- O ministro francês das Relações Exteriores, Jean-Noel Barrot, ligou para o chefe da diplomacia chinesa, Wang Yi, para discutir a guerra na Irã e buscar desescalada.
- Eles concordaram em trabalhar pela solução política que garanta segurança coletiva e leve em conta as aspirações do povo iraniano.
- Barrot afirmou que o regime iraniano é responsável pela escalada, após ataques a países da região.
- Também criticou o regime por não cumprir resoluções do Conselho de Segurança da ONU sobre nuclear, balísticas e apoio a grupos armados.
- A França não participou das ações dos Estados Unidos e de Israel e não tinha conhecimento prévio; o diálogo entre Paris e Pequim deve permanecer aberto.
Paris, 3 de março – O ministro das Relações Exteriores da França, Jean-Noël Barrot, ligou para o equivalente chinês, Wang Yi, para tratar da guerra envolvendo o Irã e buscar caminhos de desescalada, informou o gabinete de Barrot.
A dupla concordou em trabalhar pela solução política que garanta segurança coletiva e leve em conta as aspirações do povo iraniano, segundo o comunicado. O objetivo é reduzir a escalada e evitar novos confrontos na região.
_ _ _
#### INSTRUÇÃO DE TRABALHO 1
Por favor, reescreva de forma mais breve o parágrafo do trecho sobre o telefonema entre Barrot e Wang Yi que começa com "A dupla concordou", mantendo os fatos principais.
#### INSTRUÇÃO DE TRABALHO 2
Prossiga o trecho sobre o telefonema entre Barrot e Wang Yi a partir da última frase apresentada.
O material abaixo não é necessário.

#### REGISTROS DE DADOS
_ _ _
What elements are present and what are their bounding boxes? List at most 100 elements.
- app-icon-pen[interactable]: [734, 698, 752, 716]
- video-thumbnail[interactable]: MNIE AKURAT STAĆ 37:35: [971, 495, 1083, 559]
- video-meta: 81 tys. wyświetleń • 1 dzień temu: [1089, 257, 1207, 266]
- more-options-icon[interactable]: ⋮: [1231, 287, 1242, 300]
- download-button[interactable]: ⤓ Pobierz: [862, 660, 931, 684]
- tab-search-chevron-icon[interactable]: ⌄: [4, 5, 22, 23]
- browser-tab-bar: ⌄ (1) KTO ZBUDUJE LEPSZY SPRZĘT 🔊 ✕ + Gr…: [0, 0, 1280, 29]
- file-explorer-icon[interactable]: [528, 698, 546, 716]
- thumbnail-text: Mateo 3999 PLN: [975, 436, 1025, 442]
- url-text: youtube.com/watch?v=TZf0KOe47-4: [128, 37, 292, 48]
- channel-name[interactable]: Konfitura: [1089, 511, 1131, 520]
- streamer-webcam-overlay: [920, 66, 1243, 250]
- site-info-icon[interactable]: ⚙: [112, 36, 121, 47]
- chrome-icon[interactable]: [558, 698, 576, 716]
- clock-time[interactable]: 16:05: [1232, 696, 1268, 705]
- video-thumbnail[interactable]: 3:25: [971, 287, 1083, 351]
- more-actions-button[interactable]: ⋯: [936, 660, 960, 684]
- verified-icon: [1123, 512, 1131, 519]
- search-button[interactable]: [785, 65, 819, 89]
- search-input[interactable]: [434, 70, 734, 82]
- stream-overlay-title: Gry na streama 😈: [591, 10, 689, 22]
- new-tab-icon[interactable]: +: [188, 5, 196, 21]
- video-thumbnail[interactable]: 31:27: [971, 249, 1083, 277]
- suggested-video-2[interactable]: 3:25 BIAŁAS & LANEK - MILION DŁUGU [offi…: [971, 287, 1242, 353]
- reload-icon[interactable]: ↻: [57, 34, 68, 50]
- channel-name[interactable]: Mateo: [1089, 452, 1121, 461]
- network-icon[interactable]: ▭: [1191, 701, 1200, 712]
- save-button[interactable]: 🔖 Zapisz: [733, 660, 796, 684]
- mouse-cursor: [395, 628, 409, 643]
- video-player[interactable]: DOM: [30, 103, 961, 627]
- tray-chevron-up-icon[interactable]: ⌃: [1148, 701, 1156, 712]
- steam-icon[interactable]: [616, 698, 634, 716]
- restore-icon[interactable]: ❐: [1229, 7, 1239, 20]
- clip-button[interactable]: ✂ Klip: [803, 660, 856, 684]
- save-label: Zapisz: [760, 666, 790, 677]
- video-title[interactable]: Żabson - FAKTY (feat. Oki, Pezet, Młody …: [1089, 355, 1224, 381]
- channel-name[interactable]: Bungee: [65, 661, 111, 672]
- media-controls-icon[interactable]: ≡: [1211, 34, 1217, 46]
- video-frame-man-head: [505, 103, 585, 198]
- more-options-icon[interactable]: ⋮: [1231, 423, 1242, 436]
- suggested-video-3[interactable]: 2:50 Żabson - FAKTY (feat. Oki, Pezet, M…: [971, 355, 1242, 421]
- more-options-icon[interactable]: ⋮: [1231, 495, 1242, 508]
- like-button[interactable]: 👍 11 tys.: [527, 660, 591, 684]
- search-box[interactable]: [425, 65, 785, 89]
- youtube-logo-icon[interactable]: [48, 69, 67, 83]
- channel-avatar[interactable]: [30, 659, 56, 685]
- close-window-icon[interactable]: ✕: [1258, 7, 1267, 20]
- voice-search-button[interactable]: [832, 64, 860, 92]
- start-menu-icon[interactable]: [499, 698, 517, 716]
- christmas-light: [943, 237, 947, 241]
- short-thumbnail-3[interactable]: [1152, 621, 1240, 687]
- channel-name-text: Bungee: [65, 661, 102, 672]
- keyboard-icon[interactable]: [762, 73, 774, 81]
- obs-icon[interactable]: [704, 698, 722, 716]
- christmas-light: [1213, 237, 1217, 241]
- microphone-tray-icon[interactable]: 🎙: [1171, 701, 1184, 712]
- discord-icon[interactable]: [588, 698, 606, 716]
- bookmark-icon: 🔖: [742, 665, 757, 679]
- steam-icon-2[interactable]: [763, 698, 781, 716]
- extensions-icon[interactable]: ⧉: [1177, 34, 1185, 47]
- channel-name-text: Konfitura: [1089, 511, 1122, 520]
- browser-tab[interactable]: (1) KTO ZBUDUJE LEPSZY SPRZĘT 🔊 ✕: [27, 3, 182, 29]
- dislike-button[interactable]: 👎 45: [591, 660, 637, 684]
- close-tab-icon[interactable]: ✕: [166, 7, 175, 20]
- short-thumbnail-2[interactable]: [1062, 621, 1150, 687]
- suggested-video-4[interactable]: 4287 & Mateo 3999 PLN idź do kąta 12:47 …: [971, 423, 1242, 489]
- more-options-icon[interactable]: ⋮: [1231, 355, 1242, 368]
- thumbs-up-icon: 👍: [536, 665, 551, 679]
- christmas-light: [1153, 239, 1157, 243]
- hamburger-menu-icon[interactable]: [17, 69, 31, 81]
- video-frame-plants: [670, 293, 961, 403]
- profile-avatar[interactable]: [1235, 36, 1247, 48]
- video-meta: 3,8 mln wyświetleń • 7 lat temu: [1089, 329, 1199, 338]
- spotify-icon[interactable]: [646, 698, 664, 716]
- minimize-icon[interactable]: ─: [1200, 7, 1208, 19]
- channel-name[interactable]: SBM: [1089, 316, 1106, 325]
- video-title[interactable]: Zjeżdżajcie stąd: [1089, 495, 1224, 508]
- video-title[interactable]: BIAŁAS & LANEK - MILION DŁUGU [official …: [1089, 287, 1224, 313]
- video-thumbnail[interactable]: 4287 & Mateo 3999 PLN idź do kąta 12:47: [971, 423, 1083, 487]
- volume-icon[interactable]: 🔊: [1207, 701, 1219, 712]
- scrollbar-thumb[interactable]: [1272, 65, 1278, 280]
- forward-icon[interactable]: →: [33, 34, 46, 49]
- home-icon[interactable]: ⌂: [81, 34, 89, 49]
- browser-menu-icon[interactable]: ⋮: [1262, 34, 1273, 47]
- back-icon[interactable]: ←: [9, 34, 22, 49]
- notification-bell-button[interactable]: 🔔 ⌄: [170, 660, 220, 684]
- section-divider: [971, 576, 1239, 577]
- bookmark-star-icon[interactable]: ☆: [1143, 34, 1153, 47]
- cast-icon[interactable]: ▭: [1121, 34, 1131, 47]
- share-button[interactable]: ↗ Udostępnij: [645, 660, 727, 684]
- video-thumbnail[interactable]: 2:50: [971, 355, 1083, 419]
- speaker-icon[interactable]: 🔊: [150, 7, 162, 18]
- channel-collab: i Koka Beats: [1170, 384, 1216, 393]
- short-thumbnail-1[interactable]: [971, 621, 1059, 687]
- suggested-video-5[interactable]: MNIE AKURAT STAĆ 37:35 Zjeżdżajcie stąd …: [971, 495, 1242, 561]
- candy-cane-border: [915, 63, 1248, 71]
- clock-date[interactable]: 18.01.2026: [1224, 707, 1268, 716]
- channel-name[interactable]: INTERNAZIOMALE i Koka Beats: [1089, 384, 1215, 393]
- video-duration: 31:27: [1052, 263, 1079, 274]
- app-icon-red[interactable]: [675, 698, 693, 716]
_ _ _
#### RESPOSTA DO EXERCÍCIO 1
Segundo o comunicado, os dois ministros concordaram em buscar uma solução política que garanta segurança coletiva e considere as aspirações do povo iraniano, para reduzir a escalada e evitar novos confrontos na região.

#### RESPOSTA DO EXERCÍCIO 2
Barrot atribuiu a responsabilidade da escalada ao regime iraniano, por ataques a países da região considerados injustificados, afirma o texto. Também criticou a recusa de Teerã em cumprir resoluções do Conselho de Segurança da ONU.
Ainda segundo o comunicado, Barrot ressaltou que a França não está envolvida nas ações dos EUA e de Israel e não tinha conhecimento prévio delas. Foi enfatizada a necessidade de priorizar instituições internacionais para resolver disputas.
Os dois ministros concordaram em manter o diálogo aberto sobre o tema, com a expectativa de avançar em canais diplomáticos multilaterais para buscar uma solução estável.